Data entries
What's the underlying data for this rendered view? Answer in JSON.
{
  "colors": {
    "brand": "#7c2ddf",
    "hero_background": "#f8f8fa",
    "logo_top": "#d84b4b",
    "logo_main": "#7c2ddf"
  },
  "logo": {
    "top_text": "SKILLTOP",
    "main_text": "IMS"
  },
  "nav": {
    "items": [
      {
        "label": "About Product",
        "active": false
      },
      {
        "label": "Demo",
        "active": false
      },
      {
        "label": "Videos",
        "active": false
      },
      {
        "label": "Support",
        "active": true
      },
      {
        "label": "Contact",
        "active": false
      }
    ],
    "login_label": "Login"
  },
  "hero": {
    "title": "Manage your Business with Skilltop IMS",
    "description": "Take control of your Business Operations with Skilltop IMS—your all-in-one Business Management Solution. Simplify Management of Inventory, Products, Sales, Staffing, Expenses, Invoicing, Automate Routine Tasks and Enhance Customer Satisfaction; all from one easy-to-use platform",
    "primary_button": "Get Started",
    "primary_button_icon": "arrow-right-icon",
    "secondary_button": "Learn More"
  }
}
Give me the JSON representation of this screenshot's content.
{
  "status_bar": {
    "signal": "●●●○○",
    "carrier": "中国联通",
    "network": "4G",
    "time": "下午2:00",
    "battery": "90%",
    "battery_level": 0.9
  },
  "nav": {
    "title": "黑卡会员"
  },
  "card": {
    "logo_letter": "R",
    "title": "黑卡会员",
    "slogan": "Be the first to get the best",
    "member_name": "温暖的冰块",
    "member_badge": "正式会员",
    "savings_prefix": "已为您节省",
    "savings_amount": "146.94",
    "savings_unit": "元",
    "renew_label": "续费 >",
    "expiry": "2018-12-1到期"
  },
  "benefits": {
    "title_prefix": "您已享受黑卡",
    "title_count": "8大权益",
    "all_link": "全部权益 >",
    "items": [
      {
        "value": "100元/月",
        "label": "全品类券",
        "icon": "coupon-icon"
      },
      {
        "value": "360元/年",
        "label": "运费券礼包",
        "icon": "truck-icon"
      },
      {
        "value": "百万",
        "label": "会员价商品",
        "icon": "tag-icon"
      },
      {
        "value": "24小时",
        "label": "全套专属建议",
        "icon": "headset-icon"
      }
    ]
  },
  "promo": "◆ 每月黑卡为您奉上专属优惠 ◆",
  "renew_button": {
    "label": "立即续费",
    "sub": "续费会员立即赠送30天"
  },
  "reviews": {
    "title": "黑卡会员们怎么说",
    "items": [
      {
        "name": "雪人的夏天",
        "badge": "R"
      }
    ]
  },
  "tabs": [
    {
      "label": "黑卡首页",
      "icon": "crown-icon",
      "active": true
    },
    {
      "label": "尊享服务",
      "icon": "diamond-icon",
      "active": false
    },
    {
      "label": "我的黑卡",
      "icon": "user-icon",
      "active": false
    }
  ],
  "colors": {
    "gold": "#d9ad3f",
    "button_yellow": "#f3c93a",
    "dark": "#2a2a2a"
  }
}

◆ **PROBLEM DETAILS**
Using the listing above, retype each line exactly.

◆ **OUTPUT**
What's the underlying data for this rendered view? Answer in JSON.
{
  "colors": {
    "brand": "#7c2ddf",
    "hero_background": "#f8f8fa",
    "logo_top": "#d84b4b",
    "logo_main": "#7c2ddf"
  },
  "logo": {
    "top_text": "SKILLTOP",
    "main_text": "IMS"
  },
  "nav": {
    "items": [
      {
        "label": "About Product",
        "active": false
      },
      {
        "label": "Demo",
        "active": false
      },
      {
        "label": "Videos",
        "active": false
      },
      {
        "label": "Support",
        "active": true
      },
      {
        "label": "Contact",
        "active": false
      }
    ],
    "login_label": "Login"
  },
  "hero": {
    "title": "Manage your Business with Skilltop IMS",
    "description": "Take control of your Business Operations with Skilltop IMS—your all-in-one Business Management Solution. Simplify Management of Inventory, Products, Sales, Staffing, Expenses, Invoicing, Automate Routine Tasks and Enhance Customer Satisfaction; all from one easy-to-use platform",
    "primary_button": "Get Started",
    "primary_button_icon": "arrow-right-icon",
    "secondary_button": "Learn More"
  }
}
Give me the JSON representation of this screenshot's content.
{
  "status_bar": {
    "signal": "●●●○○",
    "carrier": "中国联通",
    "network": "4G",
    "time": "下午2:00",
    "battery": "90%",
    "battery_level": 0.9
  },
  "nav": {
    "title": "黑卡会员"
  },
  "card": {
    "logo_letter": "R",
    "title": "黑卡会员",
    "slogan": "Be the first to get the best",
    "member_name": "温暖的冰块",
    "member_badge": "正式会员",
    "savings_prefix": "已为您节省",
    "savings_amount": "146.94",
    "savings_unit": "元",
    "renew_label": "续费 >",
    "expiry": "2018-12-1到期"
  },
  "benefits": {
    "title_prefix": "您已享受黑卡",
    "title_count": "8大权益",
    "all_link": "全部权益 >",
    "items": [
      {
        "value": "100元/月",
        "label": "全品类券",
        "icon": "coupon-icon"
      },
      {
        "value": "360元/年",
        "label": "运费券礼包",
        "icon": "truck-icon"
      },
      {
        "value": "百万",
        "label": "会员价商品",
        "icon": "tag-icon"
      },
      {
        "value": "24小时",
        "label": "全套专属建议",
        "icon": "headset-icon"
      }
    ]
  },
  "promo": "◆ 每月黑卡为您奉上专属优惠 ◆",
  "renew_button": {
    "label": "立即续费",
    "sub": "续费会员立即赠送30天"
  },
  "reviews": {
    "title": "黑卡会员们怎么说",
    "items": [
      {
        "name": "雪人的夏天",
        "badge": "R"
      }
    ]
  },
  "tabs": [
    {
      "label": "黑卡首页",
      "icon": "crown-icon",
      "active": true
    },
    {
      "label": "尊享服务",
      "icon": "diamond-icon",
      "active": false
    },
    {
      "label": "我的黑卡",
      "icon": "user-icon",
      "active": false
    }
  ],
  "colors": {
    "gold": "#d9ad3f",
    "button_yellow": "#f3c93a",
    "dark": "#2a2a2a"
  }
}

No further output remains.